* Work to complete: Below this line is a set of entries; quote exactly the lines from the line that contains "Decode this image" to the line that contains "What data populates", both lines included.
------------------------------------------------------------
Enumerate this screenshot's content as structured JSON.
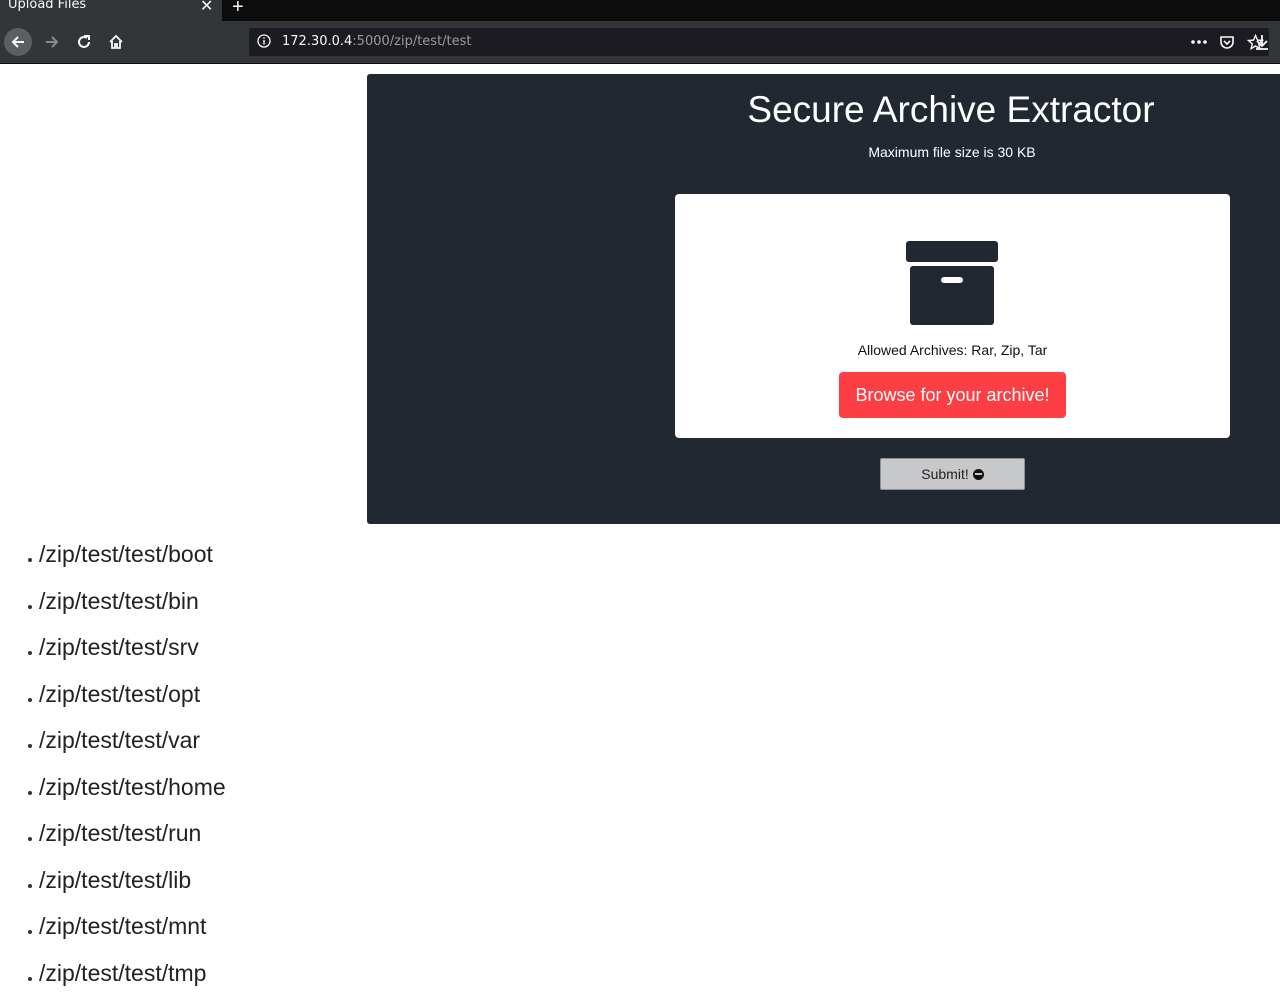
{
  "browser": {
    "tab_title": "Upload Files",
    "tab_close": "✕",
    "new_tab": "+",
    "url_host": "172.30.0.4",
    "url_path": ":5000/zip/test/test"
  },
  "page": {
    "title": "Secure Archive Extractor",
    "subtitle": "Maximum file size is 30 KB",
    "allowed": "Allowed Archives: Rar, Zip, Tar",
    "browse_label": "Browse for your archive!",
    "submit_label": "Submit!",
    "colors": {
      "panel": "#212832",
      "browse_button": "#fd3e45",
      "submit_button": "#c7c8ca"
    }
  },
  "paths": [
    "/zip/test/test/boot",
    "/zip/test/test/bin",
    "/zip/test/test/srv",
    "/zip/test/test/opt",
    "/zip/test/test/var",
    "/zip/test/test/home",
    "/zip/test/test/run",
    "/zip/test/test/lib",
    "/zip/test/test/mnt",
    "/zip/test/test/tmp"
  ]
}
------------------------------------------------------------
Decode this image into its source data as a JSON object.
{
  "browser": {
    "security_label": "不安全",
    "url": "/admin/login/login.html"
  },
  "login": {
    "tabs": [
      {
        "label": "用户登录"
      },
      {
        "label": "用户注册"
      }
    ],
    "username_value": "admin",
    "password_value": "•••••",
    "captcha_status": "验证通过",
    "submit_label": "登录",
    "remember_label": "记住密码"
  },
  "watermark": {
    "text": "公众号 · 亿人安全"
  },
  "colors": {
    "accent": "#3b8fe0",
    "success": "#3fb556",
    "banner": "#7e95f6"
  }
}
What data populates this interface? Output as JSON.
------------------------------------------------------------
* Response for this exercise:
Decode this image into its source data as a JSON object.
{
  "browser": {
    "security_label": "不安全",
    "url": "/admin/login/login.html"
  },
  "login": {
    "tabs": [
      {
        "label": "用户登录"
      },
      {
        "label": "用户注册"
      }
    ],
    "username_value": "admin",
    "password_value": "•••••",
    "captcha_status": "验证通过",
    "submit_label": "登录",
    "remember_label": "记住密码"
  },
  "watermark": {
    "text": "公众号 · 亿人安全"
  },
  "colors": {
    "accent": "#3b8fe0",
    "success": "#3fb556",
    "banner": "#7e95f6"
  }
}
What data populates this interface? Output as JSON.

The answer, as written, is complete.